--- Start Data shown ---
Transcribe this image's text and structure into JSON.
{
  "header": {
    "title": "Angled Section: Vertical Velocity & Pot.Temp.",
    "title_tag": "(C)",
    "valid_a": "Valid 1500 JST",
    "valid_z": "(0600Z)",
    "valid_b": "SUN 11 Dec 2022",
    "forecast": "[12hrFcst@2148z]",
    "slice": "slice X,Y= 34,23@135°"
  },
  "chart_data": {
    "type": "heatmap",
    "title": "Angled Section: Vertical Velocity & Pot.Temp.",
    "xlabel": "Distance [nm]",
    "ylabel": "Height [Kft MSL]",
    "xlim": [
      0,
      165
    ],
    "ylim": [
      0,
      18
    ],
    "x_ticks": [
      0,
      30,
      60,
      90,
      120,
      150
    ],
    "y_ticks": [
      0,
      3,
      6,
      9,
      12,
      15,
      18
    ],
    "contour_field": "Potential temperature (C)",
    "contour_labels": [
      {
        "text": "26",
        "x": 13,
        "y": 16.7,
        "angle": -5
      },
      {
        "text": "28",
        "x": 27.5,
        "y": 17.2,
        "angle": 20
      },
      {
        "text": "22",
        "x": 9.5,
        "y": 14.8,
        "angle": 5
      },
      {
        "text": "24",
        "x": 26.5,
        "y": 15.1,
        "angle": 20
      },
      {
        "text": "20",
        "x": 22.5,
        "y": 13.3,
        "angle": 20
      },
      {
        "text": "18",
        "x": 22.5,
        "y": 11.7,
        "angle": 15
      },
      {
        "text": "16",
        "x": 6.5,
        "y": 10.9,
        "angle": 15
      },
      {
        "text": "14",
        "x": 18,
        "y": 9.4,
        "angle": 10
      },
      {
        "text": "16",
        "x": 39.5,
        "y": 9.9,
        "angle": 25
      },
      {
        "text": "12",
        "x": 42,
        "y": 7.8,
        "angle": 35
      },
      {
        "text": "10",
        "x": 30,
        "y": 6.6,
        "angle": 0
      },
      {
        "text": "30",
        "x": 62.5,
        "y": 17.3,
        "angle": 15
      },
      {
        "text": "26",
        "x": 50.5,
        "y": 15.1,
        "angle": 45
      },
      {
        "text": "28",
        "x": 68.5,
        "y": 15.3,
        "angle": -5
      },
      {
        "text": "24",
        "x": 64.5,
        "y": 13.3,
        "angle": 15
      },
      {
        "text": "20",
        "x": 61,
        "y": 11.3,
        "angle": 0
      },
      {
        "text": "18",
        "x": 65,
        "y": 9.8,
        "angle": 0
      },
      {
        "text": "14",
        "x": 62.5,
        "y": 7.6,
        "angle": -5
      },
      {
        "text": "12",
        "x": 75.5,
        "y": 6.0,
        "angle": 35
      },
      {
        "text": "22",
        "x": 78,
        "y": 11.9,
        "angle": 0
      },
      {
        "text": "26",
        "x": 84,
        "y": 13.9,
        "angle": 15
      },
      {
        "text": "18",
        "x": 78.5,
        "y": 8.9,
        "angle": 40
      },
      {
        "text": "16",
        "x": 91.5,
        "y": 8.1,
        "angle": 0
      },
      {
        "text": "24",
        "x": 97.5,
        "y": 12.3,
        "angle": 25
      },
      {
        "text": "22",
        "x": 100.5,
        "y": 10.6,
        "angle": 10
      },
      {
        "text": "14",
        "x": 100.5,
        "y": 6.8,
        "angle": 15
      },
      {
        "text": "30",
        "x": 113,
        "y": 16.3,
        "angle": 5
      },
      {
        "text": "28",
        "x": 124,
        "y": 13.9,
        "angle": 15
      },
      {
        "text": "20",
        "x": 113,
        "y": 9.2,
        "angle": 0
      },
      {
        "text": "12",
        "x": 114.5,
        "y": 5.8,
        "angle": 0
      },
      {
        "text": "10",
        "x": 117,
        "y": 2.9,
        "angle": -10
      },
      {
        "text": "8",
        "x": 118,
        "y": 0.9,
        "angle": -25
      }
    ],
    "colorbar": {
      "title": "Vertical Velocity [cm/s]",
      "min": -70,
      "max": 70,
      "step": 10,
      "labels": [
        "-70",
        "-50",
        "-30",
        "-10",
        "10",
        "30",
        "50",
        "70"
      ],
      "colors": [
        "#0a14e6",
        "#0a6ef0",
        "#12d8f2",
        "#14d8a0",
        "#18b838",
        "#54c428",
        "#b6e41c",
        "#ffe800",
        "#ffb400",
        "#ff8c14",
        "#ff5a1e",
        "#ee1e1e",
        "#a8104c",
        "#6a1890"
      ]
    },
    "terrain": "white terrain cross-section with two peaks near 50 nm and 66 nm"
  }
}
--- End Data shown ---
--- Start Data shown ---
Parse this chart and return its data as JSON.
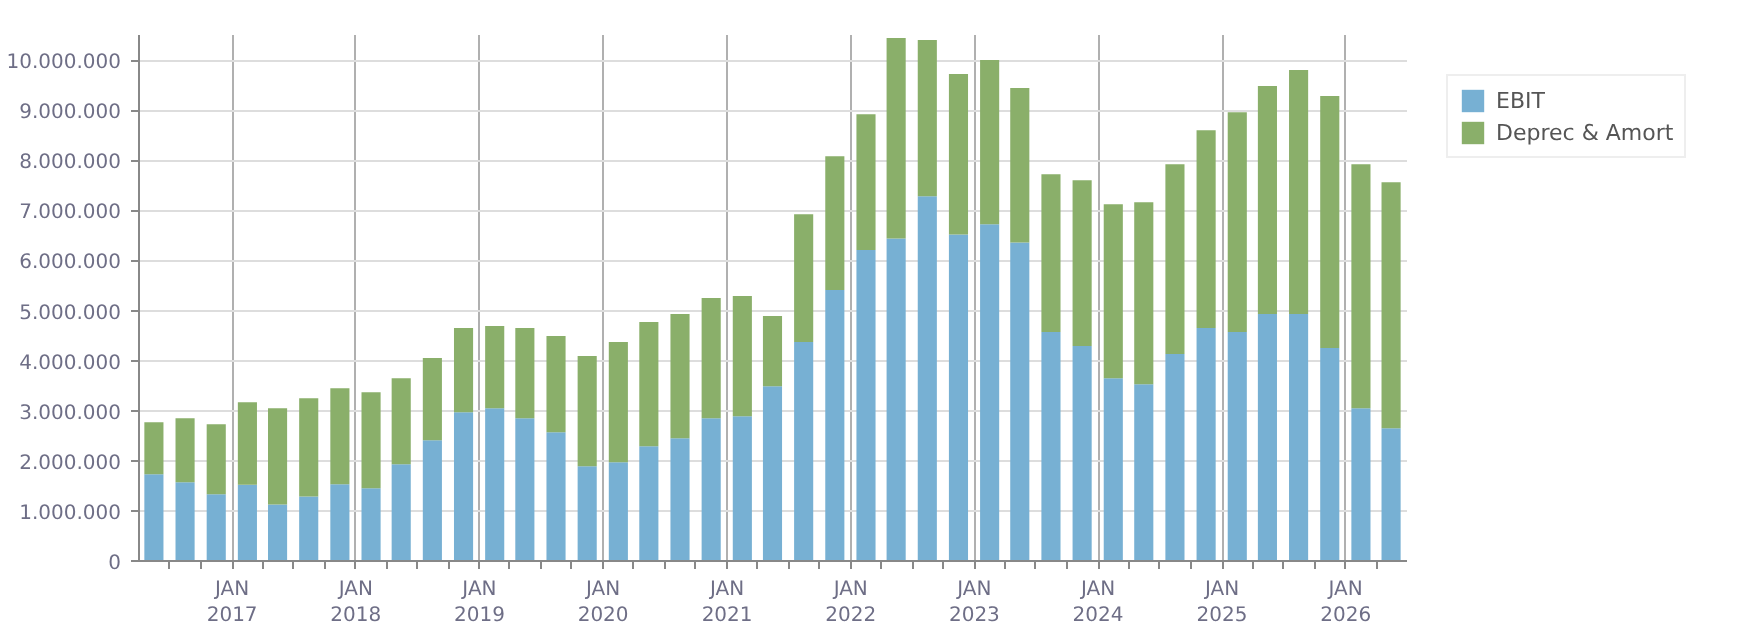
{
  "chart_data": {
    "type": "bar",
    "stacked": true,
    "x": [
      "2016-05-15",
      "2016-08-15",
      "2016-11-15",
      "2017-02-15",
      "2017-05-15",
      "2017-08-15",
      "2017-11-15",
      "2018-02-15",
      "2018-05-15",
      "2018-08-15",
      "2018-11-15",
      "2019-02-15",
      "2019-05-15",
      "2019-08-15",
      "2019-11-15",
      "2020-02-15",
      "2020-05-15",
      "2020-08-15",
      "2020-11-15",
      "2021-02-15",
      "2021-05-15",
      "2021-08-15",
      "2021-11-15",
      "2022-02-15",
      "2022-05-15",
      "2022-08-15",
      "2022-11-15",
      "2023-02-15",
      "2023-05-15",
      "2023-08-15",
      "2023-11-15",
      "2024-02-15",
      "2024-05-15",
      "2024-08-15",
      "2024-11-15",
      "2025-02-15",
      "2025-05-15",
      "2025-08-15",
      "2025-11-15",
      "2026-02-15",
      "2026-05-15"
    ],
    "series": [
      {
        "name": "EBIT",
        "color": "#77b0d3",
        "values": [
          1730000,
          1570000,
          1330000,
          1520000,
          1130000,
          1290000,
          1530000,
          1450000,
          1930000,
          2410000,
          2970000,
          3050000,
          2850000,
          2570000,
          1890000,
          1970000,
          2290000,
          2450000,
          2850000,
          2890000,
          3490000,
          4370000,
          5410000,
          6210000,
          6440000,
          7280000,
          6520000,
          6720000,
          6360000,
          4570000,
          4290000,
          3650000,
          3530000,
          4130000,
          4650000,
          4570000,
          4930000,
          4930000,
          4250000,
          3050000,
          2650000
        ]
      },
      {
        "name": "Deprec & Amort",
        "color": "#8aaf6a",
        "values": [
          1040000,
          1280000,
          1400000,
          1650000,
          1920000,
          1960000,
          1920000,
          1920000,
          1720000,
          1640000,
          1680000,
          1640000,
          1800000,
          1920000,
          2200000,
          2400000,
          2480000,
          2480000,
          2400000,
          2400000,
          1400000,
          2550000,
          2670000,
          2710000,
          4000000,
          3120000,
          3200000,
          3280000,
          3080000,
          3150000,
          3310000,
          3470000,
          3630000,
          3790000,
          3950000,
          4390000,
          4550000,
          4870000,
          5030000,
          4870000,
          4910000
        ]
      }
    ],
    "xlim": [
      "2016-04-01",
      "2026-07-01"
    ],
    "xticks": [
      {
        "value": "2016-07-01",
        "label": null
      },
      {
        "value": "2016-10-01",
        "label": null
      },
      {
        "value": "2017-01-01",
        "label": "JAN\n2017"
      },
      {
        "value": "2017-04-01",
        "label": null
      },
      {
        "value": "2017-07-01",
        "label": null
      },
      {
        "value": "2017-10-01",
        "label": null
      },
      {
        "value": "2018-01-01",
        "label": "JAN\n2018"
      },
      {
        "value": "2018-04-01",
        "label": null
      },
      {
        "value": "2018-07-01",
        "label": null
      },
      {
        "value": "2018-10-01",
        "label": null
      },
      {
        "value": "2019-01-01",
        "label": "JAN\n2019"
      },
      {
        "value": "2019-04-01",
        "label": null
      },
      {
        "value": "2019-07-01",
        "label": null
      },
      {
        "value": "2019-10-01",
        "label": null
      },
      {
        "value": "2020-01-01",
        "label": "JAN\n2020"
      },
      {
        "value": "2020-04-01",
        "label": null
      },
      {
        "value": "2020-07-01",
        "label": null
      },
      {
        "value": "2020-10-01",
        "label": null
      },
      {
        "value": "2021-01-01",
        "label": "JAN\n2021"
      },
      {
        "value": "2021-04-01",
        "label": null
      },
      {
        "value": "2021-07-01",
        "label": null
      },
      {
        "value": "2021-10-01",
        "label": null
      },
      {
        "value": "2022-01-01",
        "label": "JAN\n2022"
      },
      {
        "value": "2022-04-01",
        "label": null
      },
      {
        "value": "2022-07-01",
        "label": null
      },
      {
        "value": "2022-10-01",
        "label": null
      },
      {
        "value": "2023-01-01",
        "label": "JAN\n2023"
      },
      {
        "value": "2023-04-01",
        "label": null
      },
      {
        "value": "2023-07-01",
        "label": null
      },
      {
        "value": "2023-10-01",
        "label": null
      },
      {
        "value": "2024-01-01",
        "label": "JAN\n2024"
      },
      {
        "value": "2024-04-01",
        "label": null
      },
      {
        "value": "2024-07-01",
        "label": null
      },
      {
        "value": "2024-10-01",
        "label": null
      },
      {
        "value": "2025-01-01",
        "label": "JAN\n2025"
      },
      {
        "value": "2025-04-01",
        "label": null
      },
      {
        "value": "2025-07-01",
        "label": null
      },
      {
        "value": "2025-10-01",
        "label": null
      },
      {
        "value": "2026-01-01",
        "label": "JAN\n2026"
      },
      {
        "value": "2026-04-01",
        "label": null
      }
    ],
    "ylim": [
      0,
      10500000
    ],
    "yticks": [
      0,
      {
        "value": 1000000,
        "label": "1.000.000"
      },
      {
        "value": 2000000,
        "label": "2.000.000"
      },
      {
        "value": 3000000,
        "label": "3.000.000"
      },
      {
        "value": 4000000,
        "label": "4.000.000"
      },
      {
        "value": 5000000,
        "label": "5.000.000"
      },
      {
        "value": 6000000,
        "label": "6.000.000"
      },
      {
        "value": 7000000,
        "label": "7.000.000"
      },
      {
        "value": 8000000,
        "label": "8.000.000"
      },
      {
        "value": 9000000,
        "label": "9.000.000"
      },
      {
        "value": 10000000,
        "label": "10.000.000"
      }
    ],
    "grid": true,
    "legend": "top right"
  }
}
--- End Data shown ---
--- Start Data shown ---
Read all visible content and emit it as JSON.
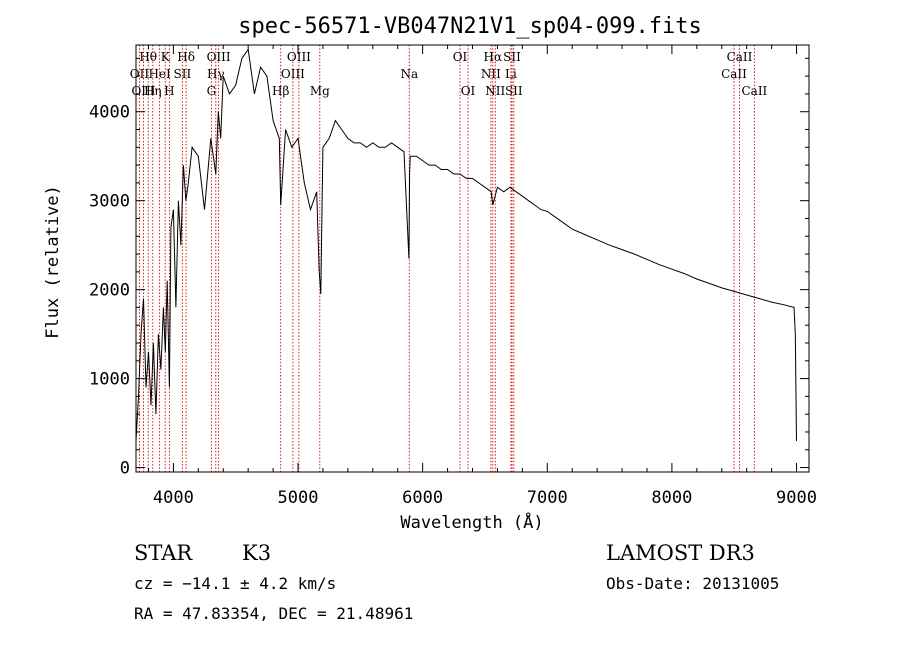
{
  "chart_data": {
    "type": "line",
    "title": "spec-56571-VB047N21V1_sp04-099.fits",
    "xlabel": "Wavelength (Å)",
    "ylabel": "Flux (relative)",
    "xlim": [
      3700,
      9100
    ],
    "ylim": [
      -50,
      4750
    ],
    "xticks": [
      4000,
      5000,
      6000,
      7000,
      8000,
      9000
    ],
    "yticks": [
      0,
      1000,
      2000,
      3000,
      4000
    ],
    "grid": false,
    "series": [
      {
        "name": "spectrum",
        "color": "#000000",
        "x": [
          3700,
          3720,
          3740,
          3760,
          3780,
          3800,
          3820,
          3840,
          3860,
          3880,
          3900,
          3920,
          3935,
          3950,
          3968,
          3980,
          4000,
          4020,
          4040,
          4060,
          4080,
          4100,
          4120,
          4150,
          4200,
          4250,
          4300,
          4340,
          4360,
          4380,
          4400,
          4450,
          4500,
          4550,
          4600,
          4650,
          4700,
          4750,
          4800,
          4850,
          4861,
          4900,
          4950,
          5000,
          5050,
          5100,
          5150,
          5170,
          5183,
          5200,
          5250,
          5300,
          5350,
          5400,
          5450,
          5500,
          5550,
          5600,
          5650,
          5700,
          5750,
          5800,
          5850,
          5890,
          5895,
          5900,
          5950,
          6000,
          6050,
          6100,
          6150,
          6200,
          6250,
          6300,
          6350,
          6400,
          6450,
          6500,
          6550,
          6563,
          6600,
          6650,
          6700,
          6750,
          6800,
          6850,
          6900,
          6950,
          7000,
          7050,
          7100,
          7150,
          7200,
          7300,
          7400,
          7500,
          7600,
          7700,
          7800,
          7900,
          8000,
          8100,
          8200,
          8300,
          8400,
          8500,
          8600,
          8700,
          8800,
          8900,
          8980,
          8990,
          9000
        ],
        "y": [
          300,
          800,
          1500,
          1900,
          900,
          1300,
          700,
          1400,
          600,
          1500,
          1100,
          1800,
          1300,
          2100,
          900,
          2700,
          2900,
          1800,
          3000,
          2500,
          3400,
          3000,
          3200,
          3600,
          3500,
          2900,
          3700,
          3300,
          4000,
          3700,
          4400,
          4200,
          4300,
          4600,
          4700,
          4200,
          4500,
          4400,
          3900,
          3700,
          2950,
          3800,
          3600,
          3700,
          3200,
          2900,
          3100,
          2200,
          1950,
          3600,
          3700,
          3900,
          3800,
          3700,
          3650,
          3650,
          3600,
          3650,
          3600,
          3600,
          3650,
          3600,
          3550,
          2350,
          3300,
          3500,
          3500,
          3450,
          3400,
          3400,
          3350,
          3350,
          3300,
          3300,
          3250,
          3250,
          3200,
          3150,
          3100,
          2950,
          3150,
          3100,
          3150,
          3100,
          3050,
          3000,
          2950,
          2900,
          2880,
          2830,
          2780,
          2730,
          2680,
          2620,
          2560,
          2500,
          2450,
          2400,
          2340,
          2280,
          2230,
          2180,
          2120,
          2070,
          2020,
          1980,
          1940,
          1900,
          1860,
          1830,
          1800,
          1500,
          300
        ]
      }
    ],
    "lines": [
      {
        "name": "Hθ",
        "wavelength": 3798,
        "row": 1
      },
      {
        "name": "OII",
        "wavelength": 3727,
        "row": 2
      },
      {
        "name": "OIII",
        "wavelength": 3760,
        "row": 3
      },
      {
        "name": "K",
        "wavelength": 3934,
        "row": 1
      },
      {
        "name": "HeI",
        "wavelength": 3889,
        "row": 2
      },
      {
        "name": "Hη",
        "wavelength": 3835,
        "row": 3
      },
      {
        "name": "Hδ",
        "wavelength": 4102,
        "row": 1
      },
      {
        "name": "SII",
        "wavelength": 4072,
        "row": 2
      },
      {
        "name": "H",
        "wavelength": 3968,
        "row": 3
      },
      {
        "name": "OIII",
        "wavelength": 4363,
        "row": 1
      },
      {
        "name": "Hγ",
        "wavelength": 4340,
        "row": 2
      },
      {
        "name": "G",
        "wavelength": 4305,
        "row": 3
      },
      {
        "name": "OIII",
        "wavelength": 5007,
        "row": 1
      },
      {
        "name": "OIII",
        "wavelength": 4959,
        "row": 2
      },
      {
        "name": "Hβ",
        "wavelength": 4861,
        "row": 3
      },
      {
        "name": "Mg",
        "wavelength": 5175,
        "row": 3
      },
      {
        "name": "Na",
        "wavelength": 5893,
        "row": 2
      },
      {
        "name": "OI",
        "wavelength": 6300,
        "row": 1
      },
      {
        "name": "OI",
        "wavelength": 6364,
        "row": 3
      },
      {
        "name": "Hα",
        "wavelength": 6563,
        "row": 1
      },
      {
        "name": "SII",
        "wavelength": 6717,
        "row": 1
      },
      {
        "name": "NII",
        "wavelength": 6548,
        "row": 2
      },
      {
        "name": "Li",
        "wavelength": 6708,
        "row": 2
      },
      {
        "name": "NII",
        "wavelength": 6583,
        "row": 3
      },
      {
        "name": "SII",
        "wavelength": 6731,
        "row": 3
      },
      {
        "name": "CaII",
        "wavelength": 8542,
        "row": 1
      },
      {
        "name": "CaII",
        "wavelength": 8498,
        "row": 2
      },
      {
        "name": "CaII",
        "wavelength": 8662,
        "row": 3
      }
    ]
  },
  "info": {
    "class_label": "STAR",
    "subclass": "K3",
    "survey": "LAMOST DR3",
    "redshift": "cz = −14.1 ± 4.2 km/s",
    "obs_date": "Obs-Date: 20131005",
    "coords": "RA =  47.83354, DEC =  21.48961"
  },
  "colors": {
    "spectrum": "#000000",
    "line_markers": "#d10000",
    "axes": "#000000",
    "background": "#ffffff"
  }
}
--- End Data shown ---
Extract each line holding the word "ylabel" from the records.

◆ Correct output
    "ylabel": "Height [Kft MSL]",
    "ylabel": "Flux (relative)",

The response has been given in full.